Saved entries:
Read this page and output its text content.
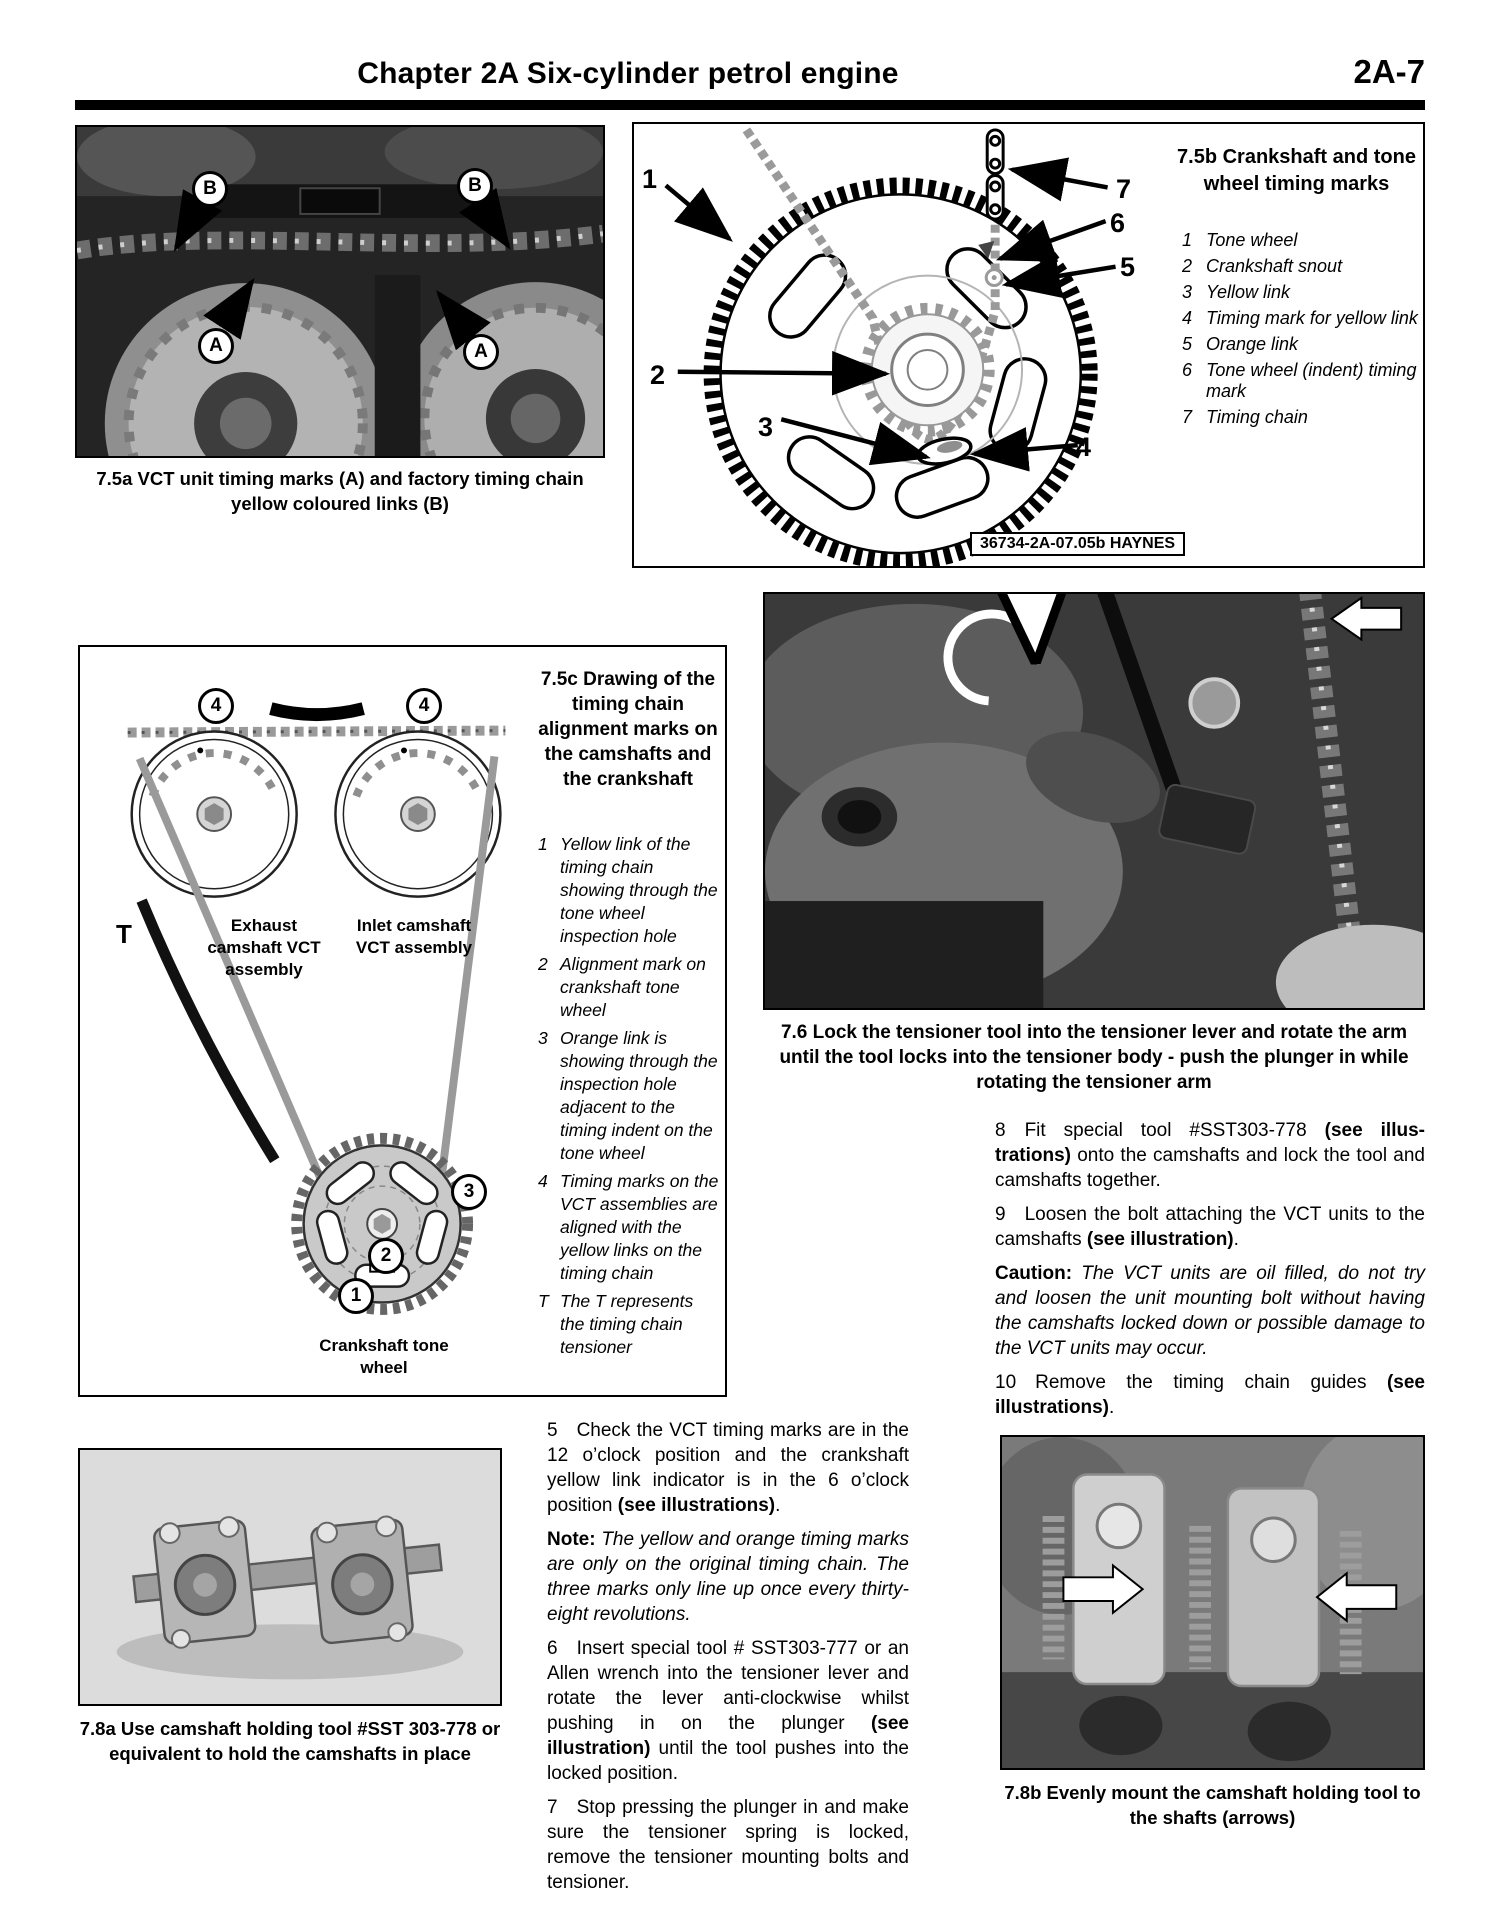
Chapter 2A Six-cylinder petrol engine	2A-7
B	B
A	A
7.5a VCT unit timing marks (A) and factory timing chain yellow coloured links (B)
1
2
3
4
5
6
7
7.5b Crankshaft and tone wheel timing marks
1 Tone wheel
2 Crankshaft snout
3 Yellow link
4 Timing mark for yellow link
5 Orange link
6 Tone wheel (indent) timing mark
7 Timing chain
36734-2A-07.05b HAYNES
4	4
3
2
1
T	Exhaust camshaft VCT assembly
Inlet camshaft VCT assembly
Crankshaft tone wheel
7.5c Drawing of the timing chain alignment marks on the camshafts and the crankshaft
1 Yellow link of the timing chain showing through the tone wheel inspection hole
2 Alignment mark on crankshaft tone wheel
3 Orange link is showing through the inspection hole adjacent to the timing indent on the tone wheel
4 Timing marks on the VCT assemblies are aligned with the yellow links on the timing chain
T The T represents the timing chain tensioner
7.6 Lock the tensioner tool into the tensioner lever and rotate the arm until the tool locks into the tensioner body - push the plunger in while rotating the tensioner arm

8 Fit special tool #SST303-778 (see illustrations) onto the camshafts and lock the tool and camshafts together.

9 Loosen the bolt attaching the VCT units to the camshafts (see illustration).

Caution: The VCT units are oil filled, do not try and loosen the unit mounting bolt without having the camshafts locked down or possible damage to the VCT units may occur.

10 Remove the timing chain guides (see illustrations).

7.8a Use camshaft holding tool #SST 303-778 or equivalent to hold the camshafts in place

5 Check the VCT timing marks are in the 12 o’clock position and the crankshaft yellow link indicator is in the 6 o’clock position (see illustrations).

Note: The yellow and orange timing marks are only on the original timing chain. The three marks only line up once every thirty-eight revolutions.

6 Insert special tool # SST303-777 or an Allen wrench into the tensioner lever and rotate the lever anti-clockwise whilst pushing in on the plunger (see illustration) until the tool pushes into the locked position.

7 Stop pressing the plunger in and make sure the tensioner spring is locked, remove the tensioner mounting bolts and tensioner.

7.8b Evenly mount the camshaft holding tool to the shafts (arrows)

What is asked:
Every record is to be reproduced exactly, with no pictures included.

Answer to the task:
Read this page and output its text content.
Chapter 2A Six-cylinder petrol engine	2A-7
B	B
A	A
7.5a VCT unit timing marks (A) and factory timing chain yellow coloured links (B)
1
2
3
4
5
6
7
7.5b Crankshaft and tone wheel timing marks
1 Tone wheel
2 Crankshaft snout
3 Yellow link
4 Timing mark for yellow link
5 Orange link
6 Tone wheel (indent) timing mark
7 Timing chain
36734-2A-07.05b HAYNES
4	4
3
2
1
T	Exhaust camshaft VCT assembly
Inlet camshaft VCT assembly
Crankshaft tone wheel
7.5c Drawing of the timing chain alignment marks on the camshafts and the crankshaft
1 Yellow link of the timing chain showing through the tone wheel inspection hole
2 Alignment mark on crankshaft tone wheel
3 Orange link is showing through the inspection hole adjacent to the timing indent on the tone wheel
4 Timing marks on the VCT assemblies are aligned with the yellow links on the timing chain
T The T represents the timing chain tensioner
7.6 Lock the tensioner tool into the tensioner lever and rotate the arm until the tool locks into the tensioner body - push the plunger in while rotating the tensioner arm

8 Fit special tool #SST303-778 (see illustrations) onto the camshafts and lock the tool and camshafts together.

9 Loosen the bolt attaching the VCT units to the camshafts (see illustration).

Caution: The VCT units are oil filled, do not try and loosen the unit mounting bolt without having the camshafts locked down or possible damage to the VCT units may occur.

10 Remove the timing chain guides (see illustrations).

7.8a Use camshaft holding tool #SST 303-778 or equivalent to hold the camshafts in place

5 Check the VCT timing marks are in the 12 o’clock position and the crankshaft yellow link indicator is in the 6 o’clock position (see illustrations).

Note: The yellow and orange timing marks are only on the original timing chain. The three marks only line up once every thirty-eight revolutions.

6 Insert special tool # SST303-777 or an Allen wrench into the tensioner lever and rotate the lever anti-clockwise whilst pushing in on the plunger (see illustration) until the tool pushes into the locked position.

7 Stop pressing the plunger in and make sure the tensioner spring is locked, remove the tensioner mounting bolts and tensioner.

7.8b Evenly mount the camshaft holding tool to the shafts (arrows)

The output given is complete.